--- start ---

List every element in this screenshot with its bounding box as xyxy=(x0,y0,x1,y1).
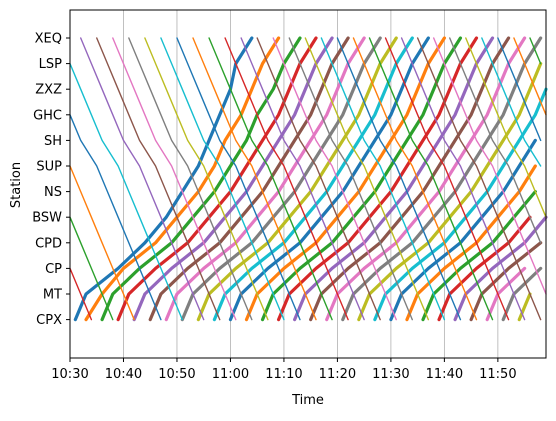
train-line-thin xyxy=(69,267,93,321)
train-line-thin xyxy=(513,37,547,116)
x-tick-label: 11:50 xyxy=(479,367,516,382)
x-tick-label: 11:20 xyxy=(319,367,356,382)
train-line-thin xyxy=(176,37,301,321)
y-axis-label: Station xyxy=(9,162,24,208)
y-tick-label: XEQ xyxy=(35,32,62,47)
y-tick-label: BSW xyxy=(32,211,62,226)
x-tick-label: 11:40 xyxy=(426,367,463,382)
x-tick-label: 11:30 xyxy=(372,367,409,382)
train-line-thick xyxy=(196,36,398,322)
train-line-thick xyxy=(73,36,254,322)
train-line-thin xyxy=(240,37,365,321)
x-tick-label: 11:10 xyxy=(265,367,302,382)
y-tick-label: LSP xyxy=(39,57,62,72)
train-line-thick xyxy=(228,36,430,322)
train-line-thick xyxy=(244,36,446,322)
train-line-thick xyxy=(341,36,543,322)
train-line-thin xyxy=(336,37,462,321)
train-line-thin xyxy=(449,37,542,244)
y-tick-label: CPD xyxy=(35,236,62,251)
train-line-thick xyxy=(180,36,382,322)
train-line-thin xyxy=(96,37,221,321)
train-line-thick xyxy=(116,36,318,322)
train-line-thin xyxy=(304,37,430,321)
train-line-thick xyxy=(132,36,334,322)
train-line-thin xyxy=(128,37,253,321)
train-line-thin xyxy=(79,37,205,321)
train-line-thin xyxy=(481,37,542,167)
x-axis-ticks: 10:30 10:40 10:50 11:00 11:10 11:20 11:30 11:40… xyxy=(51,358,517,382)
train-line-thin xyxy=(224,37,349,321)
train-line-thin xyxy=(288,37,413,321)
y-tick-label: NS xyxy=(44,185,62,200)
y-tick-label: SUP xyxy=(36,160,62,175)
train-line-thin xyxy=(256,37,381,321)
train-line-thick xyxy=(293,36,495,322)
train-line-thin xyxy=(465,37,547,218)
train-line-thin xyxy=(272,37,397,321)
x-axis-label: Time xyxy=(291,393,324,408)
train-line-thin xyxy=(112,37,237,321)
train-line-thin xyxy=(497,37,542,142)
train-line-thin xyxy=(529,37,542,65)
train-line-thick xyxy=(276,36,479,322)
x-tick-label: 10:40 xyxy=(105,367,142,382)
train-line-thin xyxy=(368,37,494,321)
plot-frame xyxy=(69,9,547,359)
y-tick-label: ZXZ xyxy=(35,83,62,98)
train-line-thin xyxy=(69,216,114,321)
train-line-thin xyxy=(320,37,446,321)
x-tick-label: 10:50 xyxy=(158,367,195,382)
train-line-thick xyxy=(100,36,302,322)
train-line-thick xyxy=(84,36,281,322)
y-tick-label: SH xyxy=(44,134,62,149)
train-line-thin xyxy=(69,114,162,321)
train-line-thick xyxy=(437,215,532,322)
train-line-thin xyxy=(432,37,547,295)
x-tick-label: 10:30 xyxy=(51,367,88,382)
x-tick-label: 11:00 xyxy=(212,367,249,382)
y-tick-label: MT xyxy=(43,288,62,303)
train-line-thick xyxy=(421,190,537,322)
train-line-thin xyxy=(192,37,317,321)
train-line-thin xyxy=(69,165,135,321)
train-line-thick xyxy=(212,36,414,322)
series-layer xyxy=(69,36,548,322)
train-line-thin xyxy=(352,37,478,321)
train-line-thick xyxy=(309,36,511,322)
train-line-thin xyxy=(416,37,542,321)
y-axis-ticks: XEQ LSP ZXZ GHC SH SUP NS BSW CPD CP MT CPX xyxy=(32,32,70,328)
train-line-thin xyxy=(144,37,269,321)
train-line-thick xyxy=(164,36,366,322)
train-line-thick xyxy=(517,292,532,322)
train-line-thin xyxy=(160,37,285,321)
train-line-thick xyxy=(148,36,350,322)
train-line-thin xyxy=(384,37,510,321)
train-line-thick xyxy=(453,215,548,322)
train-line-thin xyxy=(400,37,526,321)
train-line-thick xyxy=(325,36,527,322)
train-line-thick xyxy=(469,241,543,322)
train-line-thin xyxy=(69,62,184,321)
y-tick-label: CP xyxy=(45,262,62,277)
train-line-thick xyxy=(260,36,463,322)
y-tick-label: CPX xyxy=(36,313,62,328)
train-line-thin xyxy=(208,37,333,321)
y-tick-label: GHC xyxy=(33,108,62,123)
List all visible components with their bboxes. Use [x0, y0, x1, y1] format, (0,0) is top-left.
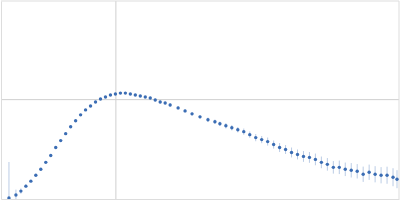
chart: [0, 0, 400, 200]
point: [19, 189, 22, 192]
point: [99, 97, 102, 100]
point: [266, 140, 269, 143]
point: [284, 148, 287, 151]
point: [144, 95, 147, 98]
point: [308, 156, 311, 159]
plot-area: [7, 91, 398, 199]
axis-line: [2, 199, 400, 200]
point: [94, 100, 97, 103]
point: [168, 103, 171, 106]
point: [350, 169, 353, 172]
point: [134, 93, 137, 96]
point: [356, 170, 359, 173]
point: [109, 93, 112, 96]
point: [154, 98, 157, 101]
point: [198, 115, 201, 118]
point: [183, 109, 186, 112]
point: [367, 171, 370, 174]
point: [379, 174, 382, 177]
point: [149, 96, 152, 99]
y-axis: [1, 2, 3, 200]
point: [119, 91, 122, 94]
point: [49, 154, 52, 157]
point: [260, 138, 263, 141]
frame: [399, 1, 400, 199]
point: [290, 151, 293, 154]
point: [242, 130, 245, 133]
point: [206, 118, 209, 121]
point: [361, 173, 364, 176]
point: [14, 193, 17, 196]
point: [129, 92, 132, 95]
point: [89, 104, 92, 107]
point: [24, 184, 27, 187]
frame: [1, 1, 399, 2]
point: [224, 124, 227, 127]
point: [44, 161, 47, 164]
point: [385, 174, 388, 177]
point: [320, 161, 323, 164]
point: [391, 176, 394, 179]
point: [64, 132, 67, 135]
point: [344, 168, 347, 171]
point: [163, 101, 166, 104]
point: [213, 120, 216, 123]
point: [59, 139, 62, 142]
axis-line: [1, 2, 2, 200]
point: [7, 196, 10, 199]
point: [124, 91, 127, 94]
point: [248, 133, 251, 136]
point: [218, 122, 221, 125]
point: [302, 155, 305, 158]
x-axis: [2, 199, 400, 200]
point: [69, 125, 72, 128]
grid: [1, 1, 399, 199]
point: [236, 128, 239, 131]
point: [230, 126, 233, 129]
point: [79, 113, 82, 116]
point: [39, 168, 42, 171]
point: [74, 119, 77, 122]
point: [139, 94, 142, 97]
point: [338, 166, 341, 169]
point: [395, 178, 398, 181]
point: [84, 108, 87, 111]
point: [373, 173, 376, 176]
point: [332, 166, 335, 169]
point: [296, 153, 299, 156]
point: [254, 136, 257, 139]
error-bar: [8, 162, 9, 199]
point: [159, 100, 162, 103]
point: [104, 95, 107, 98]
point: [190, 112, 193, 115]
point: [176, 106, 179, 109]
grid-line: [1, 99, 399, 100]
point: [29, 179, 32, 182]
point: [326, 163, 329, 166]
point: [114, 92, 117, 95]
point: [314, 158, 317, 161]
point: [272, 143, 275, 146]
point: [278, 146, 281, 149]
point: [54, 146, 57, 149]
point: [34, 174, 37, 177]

--- end ---
--- start ---

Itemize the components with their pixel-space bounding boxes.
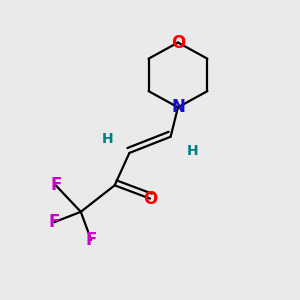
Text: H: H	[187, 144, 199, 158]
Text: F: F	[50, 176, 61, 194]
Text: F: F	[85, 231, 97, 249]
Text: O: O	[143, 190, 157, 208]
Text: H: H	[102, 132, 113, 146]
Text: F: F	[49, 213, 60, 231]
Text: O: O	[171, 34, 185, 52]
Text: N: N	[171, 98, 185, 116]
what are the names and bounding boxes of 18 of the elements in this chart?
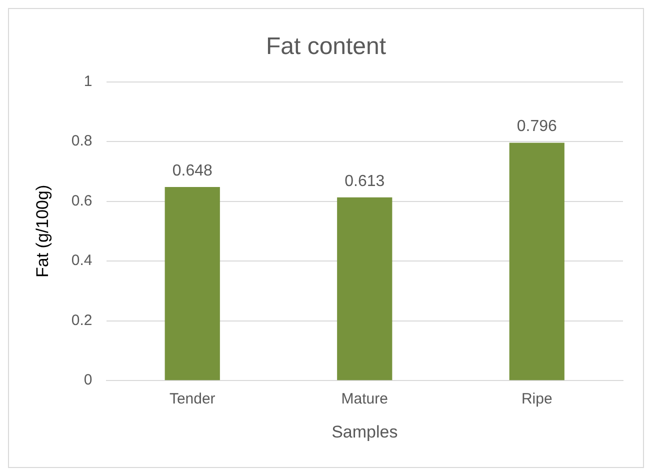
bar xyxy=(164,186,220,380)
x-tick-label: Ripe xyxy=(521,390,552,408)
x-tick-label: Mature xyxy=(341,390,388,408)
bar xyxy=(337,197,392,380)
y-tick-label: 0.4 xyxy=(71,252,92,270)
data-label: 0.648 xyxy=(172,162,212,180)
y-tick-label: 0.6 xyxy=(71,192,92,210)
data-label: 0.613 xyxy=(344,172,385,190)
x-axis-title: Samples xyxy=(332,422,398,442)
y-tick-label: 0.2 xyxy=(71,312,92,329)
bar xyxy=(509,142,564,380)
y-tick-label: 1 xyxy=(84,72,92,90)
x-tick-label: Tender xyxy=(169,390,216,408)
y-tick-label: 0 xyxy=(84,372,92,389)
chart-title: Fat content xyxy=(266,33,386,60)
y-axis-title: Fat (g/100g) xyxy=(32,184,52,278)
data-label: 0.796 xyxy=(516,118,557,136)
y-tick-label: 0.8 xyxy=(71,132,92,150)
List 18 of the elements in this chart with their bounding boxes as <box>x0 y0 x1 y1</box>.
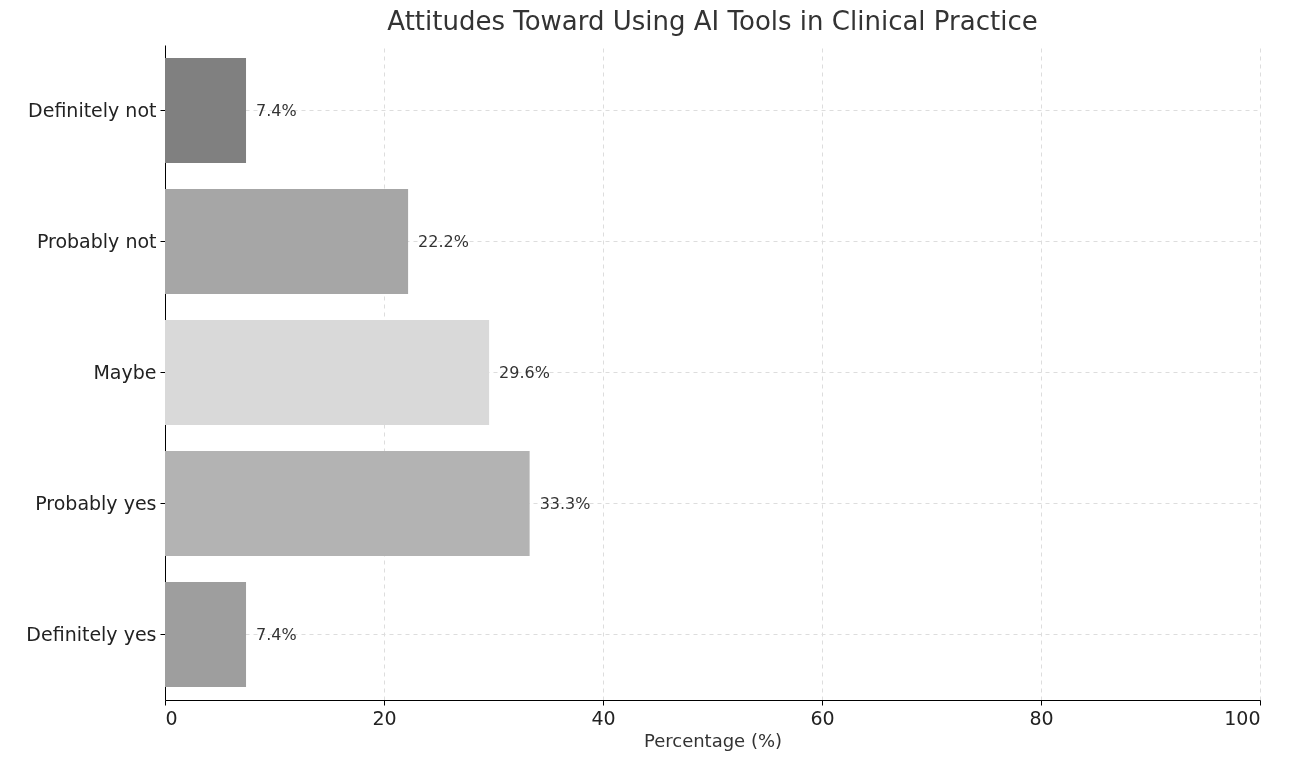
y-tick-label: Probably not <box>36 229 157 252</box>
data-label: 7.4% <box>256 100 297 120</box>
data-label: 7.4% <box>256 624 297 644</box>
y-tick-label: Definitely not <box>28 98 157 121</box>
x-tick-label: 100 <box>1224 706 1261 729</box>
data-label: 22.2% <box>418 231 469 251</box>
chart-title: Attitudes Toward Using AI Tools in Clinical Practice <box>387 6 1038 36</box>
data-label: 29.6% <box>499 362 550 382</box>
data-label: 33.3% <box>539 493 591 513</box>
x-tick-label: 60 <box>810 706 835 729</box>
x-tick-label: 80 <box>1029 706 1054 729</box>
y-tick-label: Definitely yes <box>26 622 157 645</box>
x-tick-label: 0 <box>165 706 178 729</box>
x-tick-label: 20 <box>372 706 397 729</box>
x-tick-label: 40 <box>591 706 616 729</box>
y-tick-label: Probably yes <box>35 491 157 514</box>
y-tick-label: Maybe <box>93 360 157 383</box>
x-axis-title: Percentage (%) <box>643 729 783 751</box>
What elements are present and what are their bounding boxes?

--- end ---
--- start ---

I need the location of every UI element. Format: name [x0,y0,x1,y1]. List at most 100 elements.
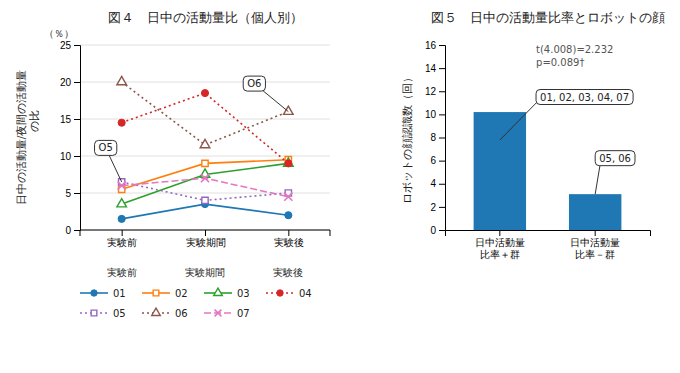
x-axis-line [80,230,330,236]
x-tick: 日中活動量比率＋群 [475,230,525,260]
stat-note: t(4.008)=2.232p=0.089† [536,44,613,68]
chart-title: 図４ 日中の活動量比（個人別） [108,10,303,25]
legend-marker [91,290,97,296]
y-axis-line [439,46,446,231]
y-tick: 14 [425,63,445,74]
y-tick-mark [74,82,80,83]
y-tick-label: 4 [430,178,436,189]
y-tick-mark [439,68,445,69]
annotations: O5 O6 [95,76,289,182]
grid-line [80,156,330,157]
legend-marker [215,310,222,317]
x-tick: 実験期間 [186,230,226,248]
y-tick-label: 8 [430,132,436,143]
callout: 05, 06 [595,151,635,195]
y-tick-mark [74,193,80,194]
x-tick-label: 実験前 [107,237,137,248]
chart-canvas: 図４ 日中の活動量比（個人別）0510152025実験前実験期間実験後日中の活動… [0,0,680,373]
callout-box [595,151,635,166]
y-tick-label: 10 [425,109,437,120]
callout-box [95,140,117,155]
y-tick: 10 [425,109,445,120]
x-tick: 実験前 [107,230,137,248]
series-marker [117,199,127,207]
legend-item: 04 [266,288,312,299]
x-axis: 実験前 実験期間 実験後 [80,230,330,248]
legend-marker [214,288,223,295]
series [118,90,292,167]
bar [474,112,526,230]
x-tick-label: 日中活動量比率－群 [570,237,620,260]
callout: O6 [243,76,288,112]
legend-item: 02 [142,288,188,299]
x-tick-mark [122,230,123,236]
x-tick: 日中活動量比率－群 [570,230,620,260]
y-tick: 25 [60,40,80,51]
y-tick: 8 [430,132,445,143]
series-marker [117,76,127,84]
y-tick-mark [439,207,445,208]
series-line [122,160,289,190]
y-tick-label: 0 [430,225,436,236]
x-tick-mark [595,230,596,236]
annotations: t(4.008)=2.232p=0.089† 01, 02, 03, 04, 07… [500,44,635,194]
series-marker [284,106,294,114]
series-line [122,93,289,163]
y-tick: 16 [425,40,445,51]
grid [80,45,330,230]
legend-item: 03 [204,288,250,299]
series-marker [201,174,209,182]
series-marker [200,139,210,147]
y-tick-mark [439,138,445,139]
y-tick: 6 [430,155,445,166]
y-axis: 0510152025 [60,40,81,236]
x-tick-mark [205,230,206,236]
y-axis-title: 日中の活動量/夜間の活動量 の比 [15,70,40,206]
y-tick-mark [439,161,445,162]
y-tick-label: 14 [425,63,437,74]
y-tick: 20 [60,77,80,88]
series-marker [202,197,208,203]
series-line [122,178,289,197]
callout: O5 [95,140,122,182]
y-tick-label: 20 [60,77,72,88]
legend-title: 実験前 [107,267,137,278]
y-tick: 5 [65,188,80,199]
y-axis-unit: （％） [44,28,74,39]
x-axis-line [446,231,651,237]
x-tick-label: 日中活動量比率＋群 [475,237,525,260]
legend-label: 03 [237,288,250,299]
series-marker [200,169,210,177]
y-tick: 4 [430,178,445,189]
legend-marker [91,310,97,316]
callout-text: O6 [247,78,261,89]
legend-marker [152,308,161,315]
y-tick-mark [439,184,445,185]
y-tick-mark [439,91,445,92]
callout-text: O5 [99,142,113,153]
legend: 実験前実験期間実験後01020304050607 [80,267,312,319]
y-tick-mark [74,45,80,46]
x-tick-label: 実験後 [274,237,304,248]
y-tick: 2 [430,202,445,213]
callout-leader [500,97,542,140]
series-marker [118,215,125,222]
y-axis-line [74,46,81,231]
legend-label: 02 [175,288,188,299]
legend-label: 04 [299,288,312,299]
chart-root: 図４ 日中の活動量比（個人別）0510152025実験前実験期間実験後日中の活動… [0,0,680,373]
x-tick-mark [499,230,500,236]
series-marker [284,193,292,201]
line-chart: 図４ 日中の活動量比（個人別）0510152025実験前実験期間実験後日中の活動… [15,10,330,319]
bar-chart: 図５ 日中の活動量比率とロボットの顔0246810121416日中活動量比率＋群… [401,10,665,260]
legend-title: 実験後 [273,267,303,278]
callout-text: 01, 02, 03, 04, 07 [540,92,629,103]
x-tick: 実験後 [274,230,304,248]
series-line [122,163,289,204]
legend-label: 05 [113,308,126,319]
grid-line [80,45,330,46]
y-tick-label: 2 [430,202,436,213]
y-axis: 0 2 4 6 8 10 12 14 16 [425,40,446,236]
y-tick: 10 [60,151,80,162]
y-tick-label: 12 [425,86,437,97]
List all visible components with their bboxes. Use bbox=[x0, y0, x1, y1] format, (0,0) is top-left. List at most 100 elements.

--- end ---

Repeat the rows between the line holding "y-tick-label: Probably not" and the line holding "What elements are", inclusive, replacing "data-label" with "value-label" and leaving everything else unchanged.

y-tick-label: Probably not <box>36 229 157 252</box>
value-label: 7.4% <box>256 100 297 120</box>
value-label: 7.4% <box>256 624 297 644</box>
y-tick-label: Definitely not <box>28 98 157 121</box>
x-tick-label: 100 <box>1224 706 1261 729</box>
value-label: 22.2% <box>418 231 469 251</box>
chart-title: Attitudes Toward Using AI Tools in Clinical Practice <box>387 6 1038 36</box>
value-label: 29.6% <box>499 362 550 382</box>
value-label: 33.3% <box>539 493 591 513</box>
x-tick-label: 60 <box>810 706 835 729</box>
x-tick-label: 80 <box>1029 706 1054 729</box>
y-tick-label: Definitely yes <box>26 622 157 645</box>
x-tick-label: 0 <box>165 706 178 729</box>
x-tick-label: 20 <box>372 706 397 729</box>
x-tick-label: 40 <box>591 706 616 729</box>
y-tick-label: Probably yes <box>35 491 157 514</box>
y-tick-label: Maybe <box>93 360 157 383</box>
x-axis-title: Percentage (%) <box>643 729 783 751</box>
What elements are present and what are their bounding boxes?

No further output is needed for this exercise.